TASK INSTRUCTIONS
For the entries that follow, state how many lines include the word "icon", giving the number and nothing else.

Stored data
↓↓↓

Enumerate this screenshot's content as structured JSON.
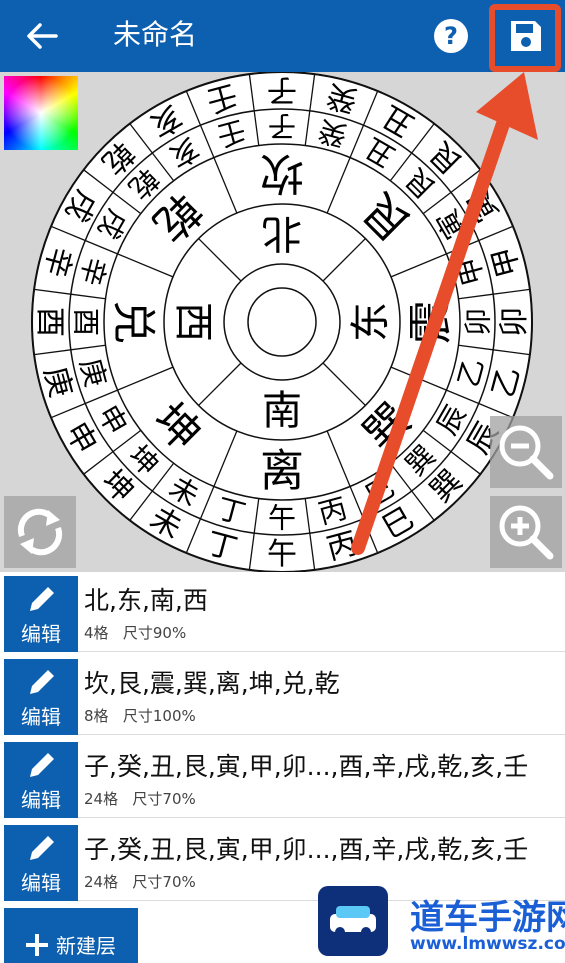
{
  "header": {
    "back_icon": "arrow-left-icon",
    "title": "未命名",
    "help_icon": "question-circle-icon",
    "save_icon": "floppy-disk-icon",
    "bar_color": "#0d5fb0",
    "highlight_color": "#e74c2b"
  },
  "canvas": {
    "background": "#d6d6d6",
    "color_picker_icon": "color-wheel-icon",
    "rotate_icon": "rotate-arrows-icon",
    "zoom_out_icon": "zoom-out-icon",
    "zoom_in_icon": "zoom-in-icon"
  },
  "dial": {
    "rings": [
      {
        "name": "inner",
        "cells": [
          "北",
          "东",
          "南",
          "西"
        ]
      },
      {
        "name": "trigrams",
        "cells": [
          "坎",
          "艮",
          "震",
          "巽",
          "离",
          "坤",
          "兑",
          "乾"
        ]
      },
      {
        "name": "mountains-a",
        "cells": [
          "子",
          "癸",
          "丑",
          "艮",
          "寅",
          "甲",
          "卯",
          "乙",
          "辰",
          "巽",
          "巳",
          "丙",
          "午",
          "丁",
          "未",
          "坤",
          "申",
          "庚",
          "酉",
          "辛",
          "戌",
          "乾",
          "亥",
          "壬"
        ]
      },
      {
        "name": "mountains-b",
        "cells": [
          "子",
          "癸",
          "丑",
          "艮",
          "寅",
          "甲",
          "卯",
          "乙",
          "辰",
          "巽",
          "巳",
          "丙",
          "午",
          "丁",
          "未",
          "坤",
          "申",
          "庚",
          "酉",
          "辛",
          "戌",
          "乾",
          "亥",
          "壬"
        ]
      }
    ]
  },
  "layers": [
    {
      "names": "北,东,南,西",
      "grid": "4格",
      "size": "尺寸90%",
      "edit_label": "编辑"
    },
    {
      "names": "坎,艮,震,巽,离,坤,兑,乾",
      "grid": "8格",
      "size": "尺寸100%",
      "edit_label": "编辑"
    },
    {
      "names": "子,癸,丑,艮,寅,甲,卯...,酉,辛,戌,乾,亥,壬",
      "grid": "24格",
      "size": "尺寸70%",
      "edit_label": "编辑"
    },
    {
      "names": "子,癸,丑,艮,寅,甲,卯...,酉,辛,戌,乾,亥,壬",
      "grid": "24格",
      "size": "尺寸70%",
      "edit_label": "编辑"
    }
  ],
  "add_layer": {
    "label": "新建层",
    "icon": "plus-icon"
  },
  "watermark": {
    "logo_icon": "car-logo-icon",
    "name": "道车手游网",
    "url": "www.lmwwsz.com"
  }
}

↑↑↑

SOLUTION FOR THIS TASK
9